▸ Stated task
For the material that follows, list every line containing the word "устройство".

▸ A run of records
>>>

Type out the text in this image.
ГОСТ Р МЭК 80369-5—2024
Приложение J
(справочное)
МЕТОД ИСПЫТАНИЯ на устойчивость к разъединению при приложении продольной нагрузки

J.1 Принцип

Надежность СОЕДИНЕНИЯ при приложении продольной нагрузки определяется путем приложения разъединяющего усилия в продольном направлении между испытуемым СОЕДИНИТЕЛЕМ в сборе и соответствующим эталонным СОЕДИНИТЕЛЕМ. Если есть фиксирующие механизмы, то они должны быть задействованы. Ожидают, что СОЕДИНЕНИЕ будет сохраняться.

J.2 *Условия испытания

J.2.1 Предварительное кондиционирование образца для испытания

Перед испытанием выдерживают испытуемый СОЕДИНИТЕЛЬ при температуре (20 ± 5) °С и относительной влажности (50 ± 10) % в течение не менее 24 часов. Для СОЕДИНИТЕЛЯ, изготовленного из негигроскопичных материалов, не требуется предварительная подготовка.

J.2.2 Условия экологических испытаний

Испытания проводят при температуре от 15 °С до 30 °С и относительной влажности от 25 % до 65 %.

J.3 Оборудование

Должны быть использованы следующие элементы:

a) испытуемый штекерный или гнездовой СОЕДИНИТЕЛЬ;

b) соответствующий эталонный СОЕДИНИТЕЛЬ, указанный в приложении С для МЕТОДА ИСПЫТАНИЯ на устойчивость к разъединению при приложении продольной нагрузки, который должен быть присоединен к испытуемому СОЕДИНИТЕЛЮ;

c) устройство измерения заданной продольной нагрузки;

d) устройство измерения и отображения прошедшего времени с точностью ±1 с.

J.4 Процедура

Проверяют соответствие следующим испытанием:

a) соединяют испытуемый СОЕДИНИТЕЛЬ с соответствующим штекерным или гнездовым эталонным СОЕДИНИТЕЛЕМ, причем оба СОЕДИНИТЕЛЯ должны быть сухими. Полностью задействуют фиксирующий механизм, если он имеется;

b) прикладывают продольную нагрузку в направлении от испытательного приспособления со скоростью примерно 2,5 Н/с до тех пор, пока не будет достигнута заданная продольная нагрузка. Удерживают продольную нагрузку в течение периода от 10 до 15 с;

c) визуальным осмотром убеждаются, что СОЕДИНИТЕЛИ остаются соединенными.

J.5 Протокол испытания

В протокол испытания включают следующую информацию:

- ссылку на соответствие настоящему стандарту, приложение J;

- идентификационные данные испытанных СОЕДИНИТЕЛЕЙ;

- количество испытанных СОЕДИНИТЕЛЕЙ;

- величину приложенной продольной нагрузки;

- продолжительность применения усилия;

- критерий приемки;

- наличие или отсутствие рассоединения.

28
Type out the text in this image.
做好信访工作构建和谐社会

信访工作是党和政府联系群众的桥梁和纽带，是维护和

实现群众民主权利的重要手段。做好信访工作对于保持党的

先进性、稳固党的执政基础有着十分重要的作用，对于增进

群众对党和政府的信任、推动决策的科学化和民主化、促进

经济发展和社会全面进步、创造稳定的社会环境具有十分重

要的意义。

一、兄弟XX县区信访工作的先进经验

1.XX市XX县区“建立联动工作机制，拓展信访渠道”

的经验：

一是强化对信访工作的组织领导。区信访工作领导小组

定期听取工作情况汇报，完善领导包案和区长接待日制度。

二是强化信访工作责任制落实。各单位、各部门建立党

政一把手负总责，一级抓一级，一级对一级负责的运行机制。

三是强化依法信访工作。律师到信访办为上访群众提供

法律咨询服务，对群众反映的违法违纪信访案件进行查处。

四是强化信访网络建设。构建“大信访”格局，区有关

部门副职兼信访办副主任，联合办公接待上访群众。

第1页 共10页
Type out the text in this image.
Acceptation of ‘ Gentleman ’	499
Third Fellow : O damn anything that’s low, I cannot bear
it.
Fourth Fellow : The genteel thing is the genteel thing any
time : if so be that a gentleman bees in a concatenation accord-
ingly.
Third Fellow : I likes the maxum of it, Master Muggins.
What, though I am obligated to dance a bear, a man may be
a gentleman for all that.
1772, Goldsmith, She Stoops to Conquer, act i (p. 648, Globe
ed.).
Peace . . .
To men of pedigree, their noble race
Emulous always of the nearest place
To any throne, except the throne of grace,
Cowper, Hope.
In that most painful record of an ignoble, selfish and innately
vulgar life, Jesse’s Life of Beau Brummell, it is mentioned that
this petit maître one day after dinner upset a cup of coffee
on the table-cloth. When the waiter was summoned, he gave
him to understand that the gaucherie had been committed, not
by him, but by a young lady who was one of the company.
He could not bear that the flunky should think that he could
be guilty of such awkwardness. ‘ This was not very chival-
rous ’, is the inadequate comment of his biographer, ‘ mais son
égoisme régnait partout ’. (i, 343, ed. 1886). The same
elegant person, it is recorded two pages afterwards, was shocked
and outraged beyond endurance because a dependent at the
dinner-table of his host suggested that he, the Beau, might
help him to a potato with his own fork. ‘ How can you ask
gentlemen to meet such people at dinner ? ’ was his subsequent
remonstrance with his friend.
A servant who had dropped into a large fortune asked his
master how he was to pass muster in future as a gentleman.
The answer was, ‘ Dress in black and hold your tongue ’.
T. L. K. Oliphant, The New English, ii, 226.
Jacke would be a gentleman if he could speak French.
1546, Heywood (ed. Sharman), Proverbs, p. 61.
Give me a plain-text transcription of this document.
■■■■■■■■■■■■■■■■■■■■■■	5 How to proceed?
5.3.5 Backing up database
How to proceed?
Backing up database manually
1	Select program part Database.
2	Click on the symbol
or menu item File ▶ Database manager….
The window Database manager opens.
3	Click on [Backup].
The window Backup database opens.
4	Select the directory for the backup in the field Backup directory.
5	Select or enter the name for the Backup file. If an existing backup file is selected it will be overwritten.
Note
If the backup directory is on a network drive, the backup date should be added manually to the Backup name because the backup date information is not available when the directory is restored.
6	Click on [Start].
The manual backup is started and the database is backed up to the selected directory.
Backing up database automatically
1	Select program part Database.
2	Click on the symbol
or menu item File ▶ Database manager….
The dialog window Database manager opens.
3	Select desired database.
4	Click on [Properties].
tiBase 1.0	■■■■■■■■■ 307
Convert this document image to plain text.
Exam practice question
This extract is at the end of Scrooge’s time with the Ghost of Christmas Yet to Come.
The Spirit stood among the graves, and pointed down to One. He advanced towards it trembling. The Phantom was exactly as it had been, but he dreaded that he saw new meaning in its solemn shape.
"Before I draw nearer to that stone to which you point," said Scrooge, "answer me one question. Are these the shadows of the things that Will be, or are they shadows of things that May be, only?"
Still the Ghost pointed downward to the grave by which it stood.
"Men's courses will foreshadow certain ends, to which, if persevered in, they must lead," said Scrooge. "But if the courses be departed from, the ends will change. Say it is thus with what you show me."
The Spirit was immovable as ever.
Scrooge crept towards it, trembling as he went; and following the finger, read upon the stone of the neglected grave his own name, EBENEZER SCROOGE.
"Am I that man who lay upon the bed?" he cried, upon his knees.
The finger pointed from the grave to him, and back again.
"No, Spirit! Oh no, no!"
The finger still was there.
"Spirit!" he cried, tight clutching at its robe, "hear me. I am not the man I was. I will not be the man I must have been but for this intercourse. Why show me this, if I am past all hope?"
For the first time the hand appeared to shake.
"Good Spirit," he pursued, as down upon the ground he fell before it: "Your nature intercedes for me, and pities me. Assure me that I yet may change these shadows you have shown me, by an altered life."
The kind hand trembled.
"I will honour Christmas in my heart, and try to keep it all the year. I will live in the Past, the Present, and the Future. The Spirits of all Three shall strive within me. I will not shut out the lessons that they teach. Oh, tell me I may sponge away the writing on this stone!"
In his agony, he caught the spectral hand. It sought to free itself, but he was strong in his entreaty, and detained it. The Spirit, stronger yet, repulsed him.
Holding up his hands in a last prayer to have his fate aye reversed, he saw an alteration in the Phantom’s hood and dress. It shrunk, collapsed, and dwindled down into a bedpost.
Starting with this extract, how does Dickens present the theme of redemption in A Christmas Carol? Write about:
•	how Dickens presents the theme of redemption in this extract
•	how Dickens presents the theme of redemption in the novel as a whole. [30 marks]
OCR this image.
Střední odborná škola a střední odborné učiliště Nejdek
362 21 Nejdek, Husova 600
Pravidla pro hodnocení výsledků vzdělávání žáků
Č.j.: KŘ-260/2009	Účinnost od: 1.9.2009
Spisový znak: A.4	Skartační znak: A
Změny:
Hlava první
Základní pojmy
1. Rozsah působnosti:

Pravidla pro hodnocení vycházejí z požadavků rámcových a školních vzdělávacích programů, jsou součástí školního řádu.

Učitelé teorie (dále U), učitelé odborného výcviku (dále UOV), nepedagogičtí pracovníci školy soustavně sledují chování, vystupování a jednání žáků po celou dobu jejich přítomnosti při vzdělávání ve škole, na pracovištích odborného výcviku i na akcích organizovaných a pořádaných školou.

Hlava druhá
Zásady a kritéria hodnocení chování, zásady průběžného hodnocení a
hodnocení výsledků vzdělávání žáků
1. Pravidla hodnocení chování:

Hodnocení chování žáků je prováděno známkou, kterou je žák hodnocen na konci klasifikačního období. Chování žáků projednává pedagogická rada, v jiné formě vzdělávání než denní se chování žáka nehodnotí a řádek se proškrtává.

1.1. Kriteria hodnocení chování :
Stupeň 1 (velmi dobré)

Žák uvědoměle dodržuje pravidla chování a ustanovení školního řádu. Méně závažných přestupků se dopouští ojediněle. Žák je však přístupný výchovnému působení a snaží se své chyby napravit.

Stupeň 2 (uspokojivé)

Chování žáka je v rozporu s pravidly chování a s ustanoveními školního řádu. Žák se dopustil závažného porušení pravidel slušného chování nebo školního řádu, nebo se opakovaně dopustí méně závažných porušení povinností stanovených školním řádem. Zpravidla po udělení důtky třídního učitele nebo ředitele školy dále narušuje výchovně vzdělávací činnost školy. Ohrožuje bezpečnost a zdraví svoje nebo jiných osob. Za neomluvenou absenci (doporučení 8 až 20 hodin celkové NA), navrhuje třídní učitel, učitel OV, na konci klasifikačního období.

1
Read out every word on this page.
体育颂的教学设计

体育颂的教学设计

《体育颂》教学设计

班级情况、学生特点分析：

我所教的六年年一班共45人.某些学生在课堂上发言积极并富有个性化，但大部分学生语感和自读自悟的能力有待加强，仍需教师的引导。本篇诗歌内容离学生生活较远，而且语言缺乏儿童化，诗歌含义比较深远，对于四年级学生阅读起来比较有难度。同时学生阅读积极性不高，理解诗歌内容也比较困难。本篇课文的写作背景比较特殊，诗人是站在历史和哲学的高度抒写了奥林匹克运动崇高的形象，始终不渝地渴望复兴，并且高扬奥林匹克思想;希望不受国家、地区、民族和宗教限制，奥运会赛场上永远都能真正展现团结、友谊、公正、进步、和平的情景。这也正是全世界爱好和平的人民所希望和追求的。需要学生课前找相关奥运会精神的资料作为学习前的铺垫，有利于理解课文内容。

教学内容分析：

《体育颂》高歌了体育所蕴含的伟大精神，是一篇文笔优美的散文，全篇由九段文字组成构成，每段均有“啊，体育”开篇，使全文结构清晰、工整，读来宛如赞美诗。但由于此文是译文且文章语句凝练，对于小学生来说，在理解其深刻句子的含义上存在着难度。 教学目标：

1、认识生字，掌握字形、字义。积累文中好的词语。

<<<

▸ Complete output
c) устройство измерения заданной продольной нагрузки;
d) устройство измерения и отображения прошедшего времени с точностью ±1 с.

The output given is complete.